*Enunciado a*
Reescribe solo estas líneas de los registros: empieza en la que contiene "legend-label: difference bbox=[406, 1467, 577, 1514]" y termina después de la que contiene "top-ytick-label: 0 bbox=[173, 436, 192, 478]". Sustituye "bottom-ytick-label" por "lower-ytick-label" y deja igual todo lo demás.

*Fragmento del texto*
= = = = =

Tras haber terminado
el barrenamiento del peñón de manas, y haber explosionado un buen
cargado barreno, pareció que el camino de limpieza quedaría expedito
y en condiciones de trabajo sin peligro; y nuestro Damián, tras la
explosión, se acercó a ver sus resultados. Y estaba satisfecho;
tanto, que, para relajarse y descansar de su trabajo, apoyó su
cuerpo sobre el borde de una pala como sirviéndole de cayado. De
repente, una enorme mole de tierra y piedras se desprendió del techo
o bóveda del túnel yendo a caer sobre nuestro hombre, dejándole casi
entenado. Cuando sus compañeros acudieron a socorrerle, aún pudieron
sacarlo con vida, pero tenía la pala clavada en el vientre, hacia
arriba, casi segando su cuerpo. Y mirando a sus compañeros, con un
gesto de pena y de dolor, tras unas palabras entrecortadas de
encargo y recuerdo para la Benita, expiró.
El camino de las
Covatillas era como un reguero de hombres. Sobre unas parihuelas,
cubierto por una manta, se mecía el cuerpo muerto de Damián el
portugués llevado a hombros por sus cuatro compañeros de turno en la
obra: Antonio, Angel, Julián y Eugenio. Y, como ya algunos emisarios
habían propagado la funesta noticia, el pueblo, hombres y mujeres,
viejos y niños, esperaba a la entrada de la población en silencio,
haciendo dos filas por entre las cuales pasó la fúnebre comitiva
hacia la casa, primero, y hacia la sala de autopsias del cementerio,
después.

= = = = =

*Registros*

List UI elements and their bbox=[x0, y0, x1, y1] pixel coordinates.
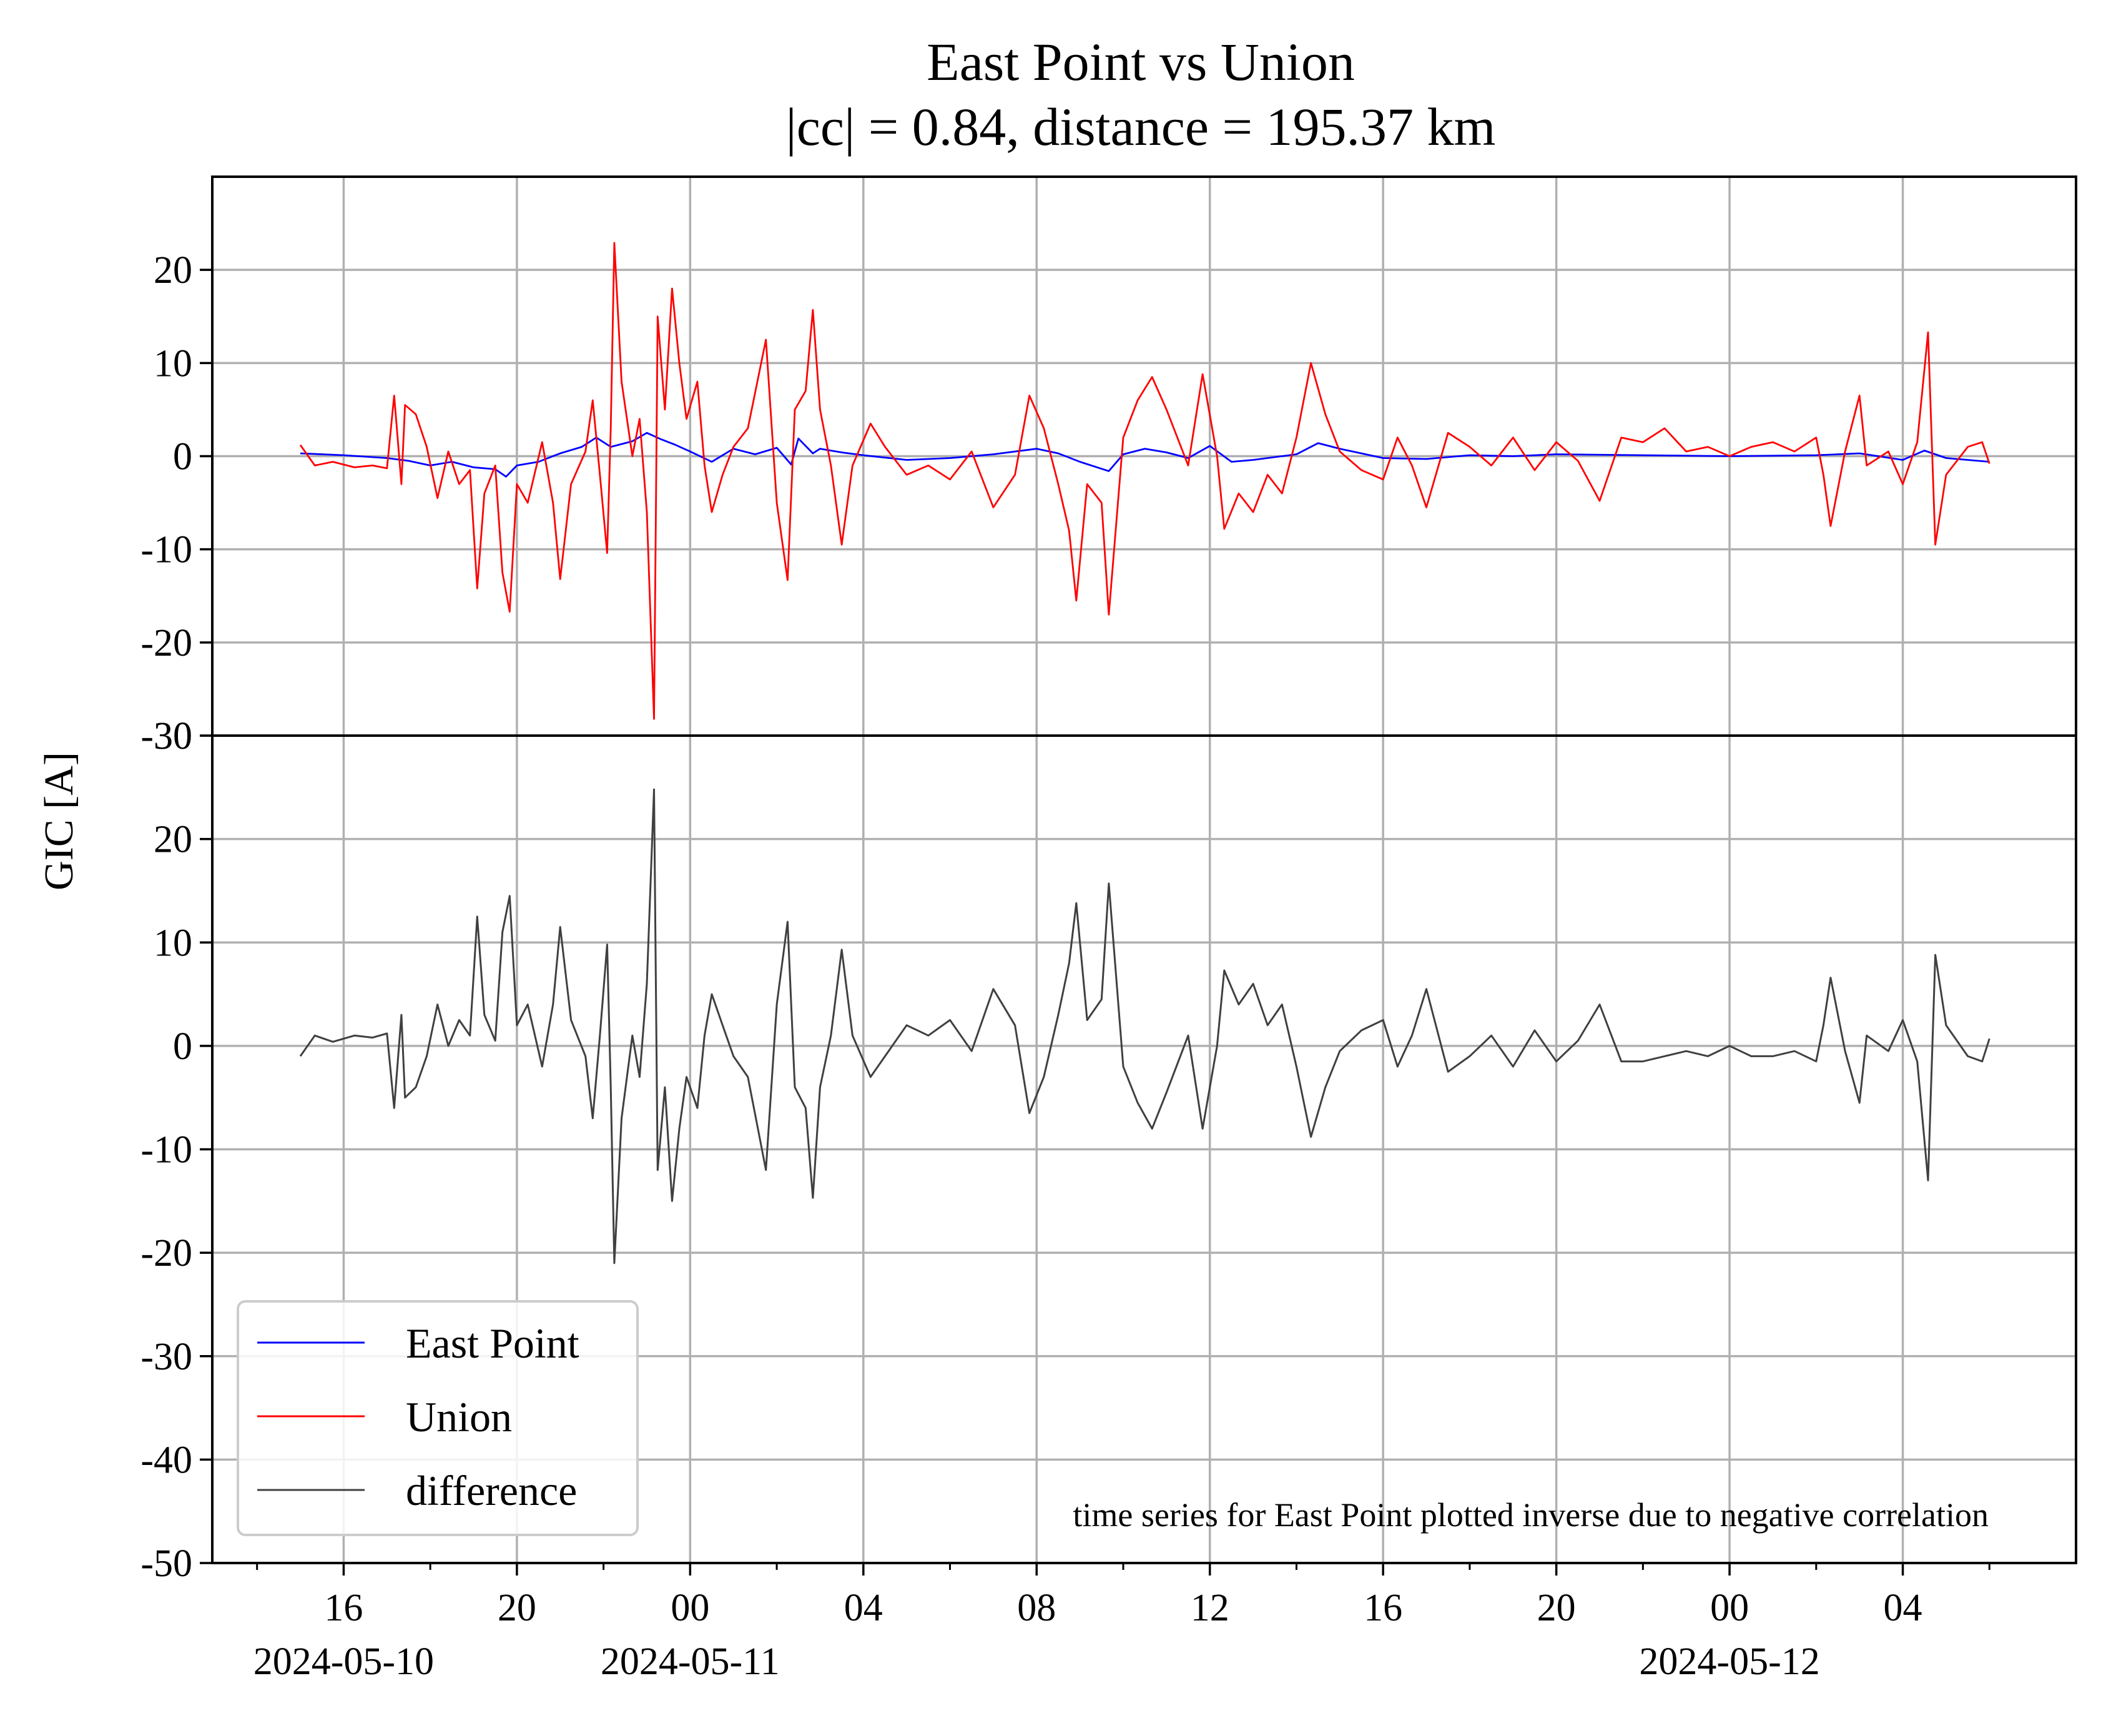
legend-label: difference bbox=[406, 1467, 577, 1514]
chart-title: East Point vs Union bbox=[927, 32, 1355, 92]
top-ytick-label: -10 bbox=[140, 529, 192, 571]
bottom-ytick-label: 10 bbox=[154, 922, 192, 964]
axes-frames bbox=[200, 175, 2077, 1576]
top-ytick-label: 20 bbox=[154, 249, 192, 292]
x-tick-label: 12 bbox=[1191, 1587, 1229, 1629]
bottom-ytick-label: -30 bbox=[140, 1336, 192, 1378]
bottom-ytick-label: 0 bbox=[173, 1025, 192, 1068]
y-tick-labels: -30 -20 -10 0 10 20 -50 -40 -30 -20 -10 0 10 20 30 bbox=[140, 249, 192, 1585]
bottom-panel-series bbox=[299, 788, 1990, 1265]
series-line-east-point bbox=[300, 432, 1990, 478]
bottom-ytick-label: -50 bbox=[140, 1542, 192, 1585]
x-tick-labels: 16 2024-05-10 20 00 2024-05-11 04 08 12 16 20 00 20… bbox=[253, 1587, 1922, 1683]
legend-box bbox=[237, 1300, 639, 1536]
series-line-union bbox=[299, 242, 1990, 720]
bottom-ytick-label: 20 bbox=[154, 819, 192, 861]
x-tick-label: 00 bbox=[1710, 1587, 1749, 1629]
x-tick-label: 16 bbox=[1364, 1587, 1402, 1629]
top-ytick-label: 0 bbox=[173, 436, 192, 478]
x-tick-label: 08 bbox=[1017, 1587, 1056, 1629]
bottom-panel-frame bbox=[211, 734, 2077, 1564]
x-tick-label: 04 bbox=[844, 1587, 883, 1629]
chart-subtitle: |cc| = 0.84, distance = 195.37 km bbox=[786, 97, 1496, 157]
series-line-difference bbox=[299, 788, 1990, 1265]
bottom-ytick-label: 30 bbox=[154, 715, 192, 757]
top-ytick-label: -30 bbox=[140, 715, 192, 757]
top-ytick-label: 10 bbox=[154, 342, 192, 385]
x-date-label: 2024-05-10 bbox=[253, 1640, 434, 1683]
inverse-note: time series for East Point plotted inver… bbox=[1073, 1496, 1989, 1534]
y-axis-label: GIC [A] bbox=[36, 752, 82, 890]
legend-label: Union bbox=[406, 1393, 512, 1441]
x-tick-label: 20 bbox=[498, 1587, 536, 1629]
bottom-ytick-label: -10 bbox=[140, 1129, 192, 1171]
bottom-ytick-label: -20 bbox=[140, 1232, 192, 1275]
x-date-label: 2024-05-12 bbox=[1639, 1640, 1819, 1683]
x-tick-label: 20 bbox=[1537, 1587, 1576, 1629]
legend-label: East Point bbox=[406, 1319, 579, 1367]
x-tick-label: 16 bbox=[324, 1587, 363, 1629]
x-tick-label: 00 bbox=[671, 1587, 709, 1629]
x-date-label: 2024-05-11 bbox=[601, 1640, 780, 1683]
top-panel-series bbox=[299, 242, 1990, 720]
top-ytick-label: -20 bbox=[140, 622, 192, 664]
legend: East Point Union difference bbox=[237, 1300, 639, 1536]
bottom-ytick-label: -40 bbox=[140, 1439, 192, 1481]
x-tick-label: 04 bbox=[1884, 1587, 1922, 1629]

= = = = =

*Enunciado b*
Repite de principio a fin, sin cambiar nada, el fragmento sobre la muerte de Damián el portugués.

*Respuesta a*
legend-label: difference bbox=[406, 1467, 577, 1514]
chart-title: East Point vs Union bbox=[927, 32, 1355, 92]
top-ytick-label: -10 bbox=[140, 529, 192, 571]
lower-ytick-label: 10 bbox=[154, 922, 192, 964]
axes-frames bbox=[200, 175, 2077, 1576]
top-ytick-label: 20 bbox=[154, 249, 192, 292]
x-tick-label: 12 bbox=[1191, 1587, 1229, 1629]
lower-ytick-label: -30 bbox=[140, 1336, 192, 1378]
lower-ytick-label: 0 bbox=[173, 1025, 192, 1068]
y-tick-labels: -30 -20 -10 0 10 20 -50 -40 -30 -20 -10 0 10 20 30 bbox=[140, 249, 192, 1585]
bottom-panel-series bbox=[299, 788, 1990, 1265]
series-line-east-point bbox=[300, 432, 1990, 478]
lower-ytick-label: -50 bbox=[140, 1542, 192, 1585]
x-tick-labels: 16 2024-05-10 20 00 2024-05-11 04 08 12 16 20 00 20… bbox=[253, 1587, 1922, 1683]
legend-box bbox=[237, 1300, 639, 1536]
series-line-union bbox=[299, 242, 1990, 720]
lower-ytick-label: 20 bbox=[154, 819, 192, 861]
x-tick-label: 00 bbox=[1710, 1587, 1749, 1629]
x-tick-label: 16 bbox=[1364, 1587, 1402, 1629]
top-ytick-label: 0 bbox=[173, 436, 192, 478]

*Respuesta b*
Tras haber terminado
el barrenamiento del peñón de manas, y haber explosionado un buen
cargado barreno, pareció que el camino de limpieza quedaría expedito
y en condiciones de trabajo sin peligro; y nuestro Damián, tras la
explosión, se acercó a ver sus resultados. Y estaba satisfecho;
tanto, que, para relajarse y descansar de su trabajo, apoyó su
cuerpo sobre el borde de una pala como sirviéndole de cayado. De
repente, una enorme mole de tierra y piedras se desprendió del techo
o bóveda del túnel yendo a caer sobre nuestro hombre, dejándole casi
entenado. Cuando sus compañeros acudieron a socorrerle, aún pudieron
sacarlo con vida, pero tenía la pala clavada en el vientre, hacia
arriba, casi segando su cuerpo. Y mirando a sus compañeros, con un
gesto de pena y de dolor, tras unas palabras entrecortadas de
encargo y recuerdo para la Benita, expiró.
El camino de las
Covatillas era como un reguero de hombres. Sobre unas parihuelas,
cubierto por una manta, se mecía el cuerpo muerto de Damián el
portugués llevado a hombros por sus cuatro compañeros de turno en la
obra: Antonio, Angel, Julián y Eugenio. Y, como ya algunos emisarios
habían propagado la funesta noticia, el pueblo, hombres y mujeres,
viejos y niños, esperaba a la entrada de la población en silencio,
haciendo dos filas por entre las cuales pasó la fúnebre comitiva
hacia la casa, primero, y hacia la sala de autopsias del cementerio,
después.